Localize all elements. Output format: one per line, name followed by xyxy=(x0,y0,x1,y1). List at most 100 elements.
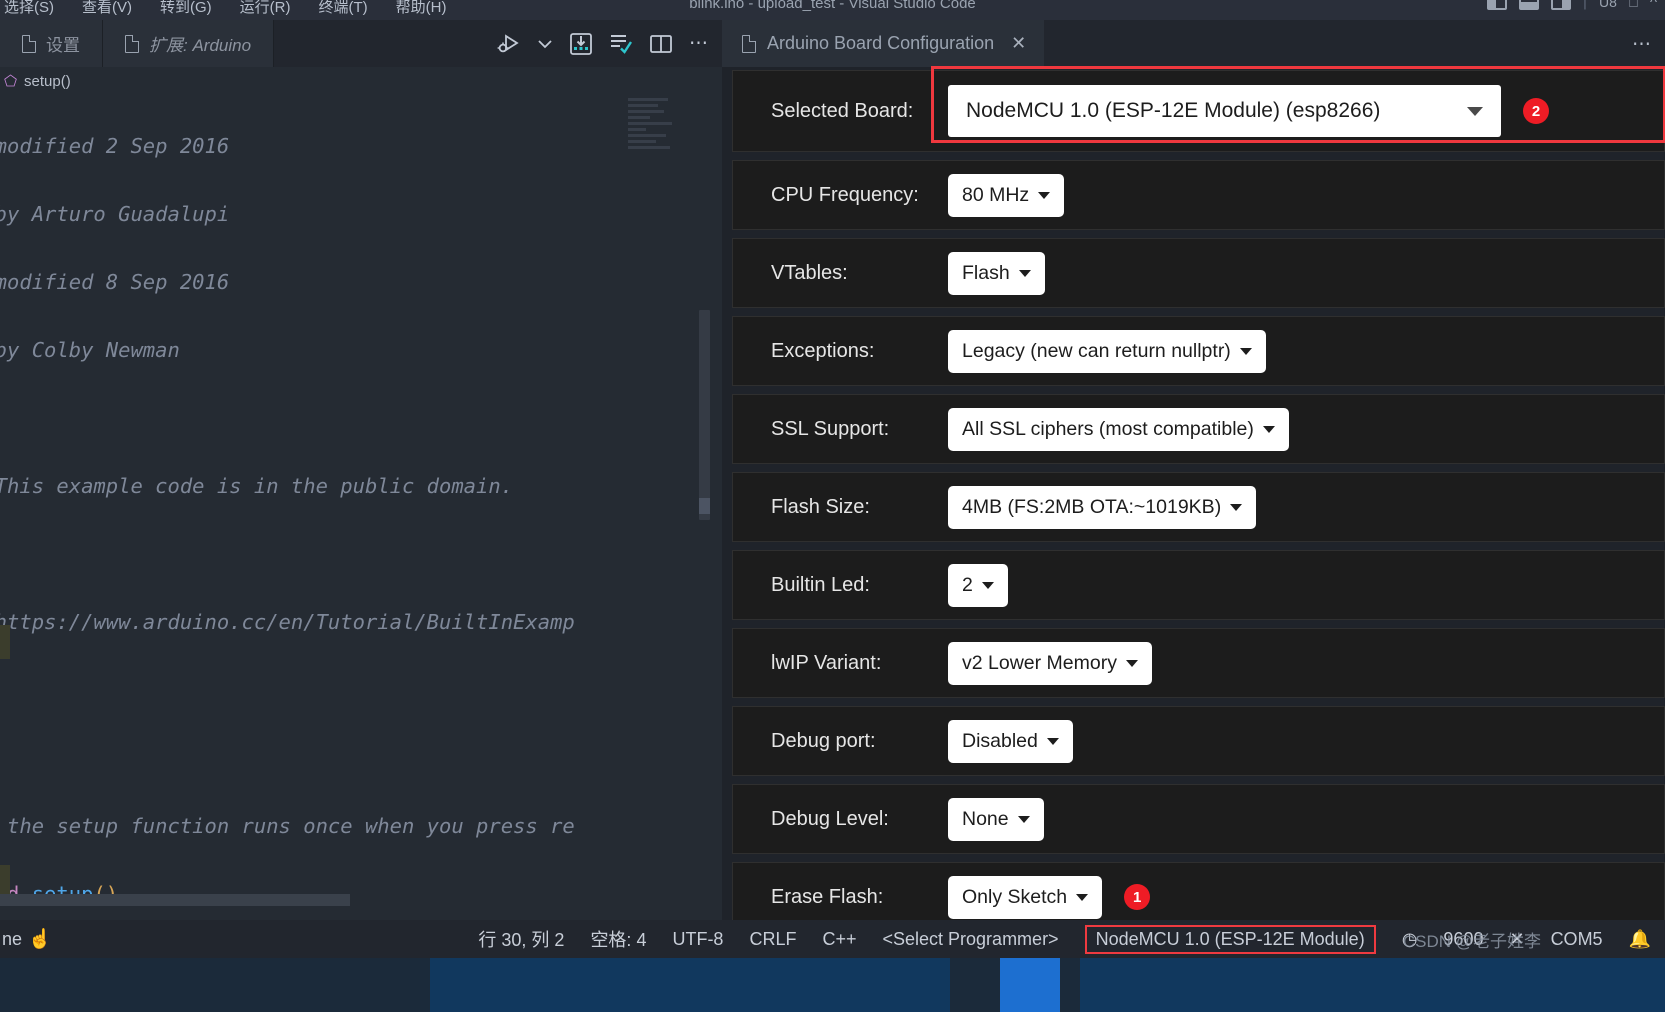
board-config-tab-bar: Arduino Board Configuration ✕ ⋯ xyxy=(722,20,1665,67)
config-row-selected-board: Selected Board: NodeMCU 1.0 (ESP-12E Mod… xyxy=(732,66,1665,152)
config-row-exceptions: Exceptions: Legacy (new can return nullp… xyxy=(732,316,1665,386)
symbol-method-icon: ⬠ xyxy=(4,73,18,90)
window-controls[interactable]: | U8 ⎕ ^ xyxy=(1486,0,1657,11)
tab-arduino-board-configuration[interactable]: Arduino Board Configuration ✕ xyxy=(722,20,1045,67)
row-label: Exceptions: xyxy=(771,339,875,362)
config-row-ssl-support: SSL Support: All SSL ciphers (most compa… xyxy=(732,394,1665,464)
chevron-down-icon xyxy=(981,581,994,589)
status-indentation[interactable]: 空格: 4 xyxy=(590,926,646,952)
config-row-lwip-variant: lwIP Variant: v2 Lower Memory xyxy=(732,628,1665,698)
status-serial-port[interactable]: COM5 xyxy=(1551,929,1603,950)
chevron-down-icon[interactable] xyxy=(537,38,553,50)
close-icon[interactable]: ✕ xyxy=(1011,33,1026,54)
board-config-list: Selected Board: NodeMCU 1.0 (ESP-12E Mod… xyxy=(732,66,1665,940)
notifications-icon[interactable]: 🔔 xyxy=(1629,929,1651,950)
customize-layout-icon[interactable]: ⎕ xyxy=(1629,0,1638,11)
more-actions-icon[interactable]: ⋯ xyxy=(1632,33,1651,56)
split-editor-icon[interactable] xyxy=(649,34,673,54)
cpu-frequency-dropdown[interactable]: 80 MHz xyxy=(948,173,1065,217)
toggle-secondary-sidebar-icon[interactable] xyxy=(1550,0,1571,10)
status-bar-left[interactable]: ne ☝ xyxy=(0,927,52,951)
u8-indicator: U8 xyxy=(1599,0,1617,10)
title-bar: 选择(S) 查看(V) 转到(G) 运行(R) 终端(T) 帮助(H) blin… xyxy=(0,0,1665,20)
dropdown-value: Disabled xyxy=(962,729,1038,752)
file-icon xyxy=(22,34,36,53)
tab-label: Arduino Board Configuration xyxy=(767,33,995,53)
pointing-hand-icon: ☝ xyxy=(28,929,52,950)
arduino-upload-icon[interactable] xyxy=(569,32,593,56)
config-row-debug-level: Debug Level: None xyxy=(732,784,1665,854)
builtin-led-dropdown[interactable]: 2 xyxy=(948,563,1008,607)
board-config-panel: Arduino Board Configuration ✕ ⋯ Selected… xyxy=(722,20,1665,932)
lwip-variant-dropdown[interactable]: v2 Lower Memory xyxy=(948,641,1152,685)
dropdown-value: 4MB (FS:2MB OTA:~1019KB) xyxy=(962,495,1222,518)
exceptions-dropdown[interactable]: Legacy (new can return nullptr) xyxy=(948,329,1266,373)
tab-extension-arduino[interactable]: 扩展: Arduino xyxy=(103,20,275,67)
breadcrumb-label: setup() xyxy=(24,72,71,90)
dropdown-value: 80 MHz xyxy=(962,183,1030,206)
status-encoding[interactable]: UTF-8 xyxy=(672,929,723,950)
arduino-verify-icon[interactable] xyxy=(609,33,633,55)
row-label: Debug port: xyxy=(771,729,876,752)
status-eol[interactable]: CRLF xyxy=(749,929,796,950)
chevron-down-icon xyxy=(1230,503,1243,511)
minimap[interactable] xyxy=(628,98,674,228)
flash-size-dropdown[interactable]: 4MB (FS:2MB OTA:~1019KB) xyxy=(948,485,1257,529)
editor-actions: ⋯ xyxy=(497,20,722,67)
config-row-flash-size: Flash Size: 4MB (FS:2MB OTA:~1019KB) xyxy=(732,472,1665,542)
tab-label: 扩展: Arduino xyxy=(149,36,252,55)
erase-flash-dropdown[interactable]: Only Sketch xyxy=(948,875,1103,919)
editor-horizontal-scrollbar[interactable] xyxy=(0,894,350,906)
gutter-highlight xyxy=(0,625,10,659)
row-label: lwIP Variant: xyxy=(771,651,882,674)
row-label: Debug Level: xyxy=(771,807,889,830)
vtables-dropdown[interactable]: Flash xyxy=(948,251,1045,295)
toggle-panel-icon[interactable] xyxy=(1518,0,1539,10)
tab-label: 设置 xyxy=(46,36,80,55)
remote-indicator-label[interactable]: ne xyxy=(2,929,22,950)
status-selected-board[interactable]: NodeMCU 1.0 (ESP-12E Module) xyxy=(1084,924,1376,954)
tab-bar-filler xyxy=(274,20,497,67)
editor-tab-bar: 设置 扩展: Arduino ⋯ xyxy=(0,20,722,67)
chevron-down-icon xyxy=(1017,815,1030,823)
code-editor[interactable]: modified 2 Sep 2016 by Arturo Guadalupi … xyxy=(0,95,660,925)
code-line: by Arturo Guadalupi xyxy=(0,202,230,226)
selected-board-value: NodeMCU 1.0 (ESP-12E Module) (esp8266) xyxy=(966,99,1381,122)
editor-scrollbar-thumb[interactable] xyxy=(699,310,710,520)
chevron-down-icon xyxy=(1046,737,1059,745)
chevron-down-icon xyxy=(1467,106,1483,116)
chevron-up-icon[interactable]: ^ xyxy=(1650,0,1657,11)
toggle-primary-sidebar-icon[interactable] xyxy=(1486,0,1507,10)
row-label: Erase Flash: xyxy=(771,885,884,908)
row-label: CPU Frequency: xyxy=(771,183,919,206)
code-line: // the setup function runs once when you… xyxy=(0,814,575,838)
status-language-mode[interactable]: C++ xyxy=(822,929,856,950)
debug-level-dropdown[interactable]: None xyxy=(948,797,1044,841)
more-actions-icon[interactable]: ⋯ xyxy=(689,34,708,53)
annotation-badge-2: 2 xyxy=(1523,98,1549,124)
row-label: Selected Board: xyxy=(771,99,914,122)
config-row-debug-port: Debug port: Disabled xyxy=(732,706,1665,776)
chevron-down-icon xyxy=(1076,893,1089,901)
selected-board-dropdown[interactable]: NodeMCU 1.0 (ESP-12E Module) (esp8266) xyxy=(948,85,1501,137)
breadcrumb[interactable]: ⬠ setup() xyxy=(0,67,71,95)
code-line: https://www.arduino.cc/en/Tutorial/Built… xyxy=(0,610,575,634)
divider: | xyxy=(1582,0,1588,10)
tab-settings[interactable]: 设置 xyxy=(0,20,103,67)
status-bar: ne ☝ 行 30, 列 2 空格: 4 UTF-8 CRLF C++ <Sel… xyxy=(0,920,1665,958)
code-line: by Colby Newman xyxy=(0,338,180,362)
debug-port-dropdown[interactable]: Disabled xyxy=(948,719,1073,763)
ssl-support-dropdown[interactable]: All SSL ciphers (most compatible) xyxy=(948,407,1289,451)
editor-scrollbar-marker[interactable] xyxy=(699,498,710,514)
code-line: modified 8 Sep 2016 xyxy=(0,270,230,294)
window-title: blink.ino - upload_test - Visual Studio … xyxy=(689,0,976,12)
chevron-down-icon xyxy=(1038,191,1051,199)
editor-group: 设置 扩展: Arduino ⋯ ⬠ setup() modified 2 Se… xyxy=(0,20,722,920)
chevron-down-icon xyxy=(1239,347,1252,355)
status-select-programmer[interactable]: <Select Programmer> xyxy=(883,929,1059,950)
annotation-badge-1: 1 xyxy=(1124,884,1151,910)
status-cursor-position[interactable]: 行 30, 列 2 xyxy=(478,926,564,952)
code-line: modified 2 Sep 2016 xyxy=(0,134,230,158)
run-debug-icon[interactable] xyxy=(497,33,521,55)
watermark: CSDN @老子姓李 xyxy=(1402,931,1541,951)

---

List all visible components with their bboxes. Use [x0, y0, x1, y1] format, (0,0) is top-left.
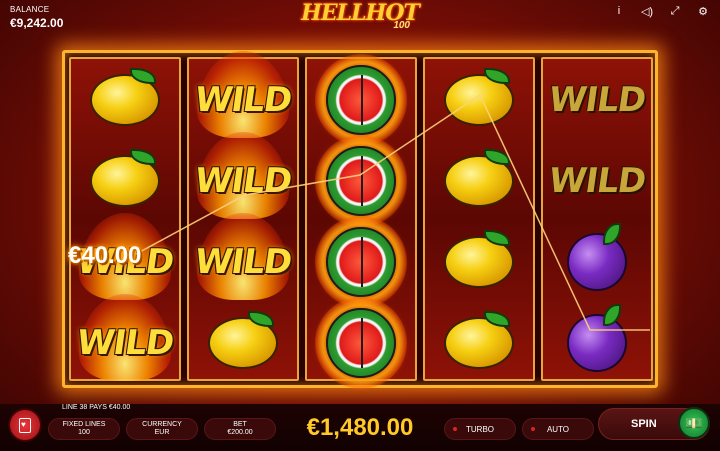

YOUR GOAL: Put the rows in the part that opens with the line containing "Localize all elements." and closes with the line containing "notifications-icon[interactable]: 🔔 xyxy=(1629,929,1651,950)" into a numbered list, both of those lines included and blank lines left out, and leave the pictures out of the answer.

REPLY TO THE TASK:
1. Localize all elements. Output format: one per line, name followed by xyxy=(x0,y0,x1,y1). List at most 100 elements.
2. board-config-tab-bar: Arduino Board Configuration ✕ ⋯ xyxy=(722,20,1665,67)
3. config-row-selected-board: Selected Board: NodeMCU 1.0 (ESP-12E Mod… xyxy=(732,66,1665,152)
4. config-row-exceptions: Exceptions: Legacy (new can return nullp… xyxy=(732,316,1665,386)
5. symbol-method-icon: ⬠ xyxy=(4,73,18,90)
6. window-controls[interactable]: | U8 ⎕ ^ xyxy=(1486,0,1657,11)
7. tab-arduino-board-configuration[interactable]: Arduino Board Configuration ✕ xyxy=(722,20,1045,67)
8. row-label: Exceptions: xyxy=(771,339,875,362)
9. config-row-ssl-support: SSL Support: All SSL ciphers (most compa… xyxy=(732,394,1665,464)
10. chevron-down-icon xyxy=(981,581,994,589)
11. status-indentation[interactable]: 空格: 4 xyxy=(590,926,646,952)
12. config-row-lwip-variant: lwIP Variant: v2 Lower Memory xyxy=(732,628,1665,698)
13. status-serial-port[interactable]: COM5 xyxy=(1551,929,1603,950)
14. chevron-down-icon[interactable] xyxy=(537,38,553,50)
15. close-icon[interactable]: ✕ xyxy=(1011,33,1026,54)
16. board-config-list: Selected Board: NodeMCU 1.0 (ESP-12E Mod… xyxy=(732,66,1665,940)
17. notifications-icon[interactable]: 🔔 xyxy=(1629,929,1651,950)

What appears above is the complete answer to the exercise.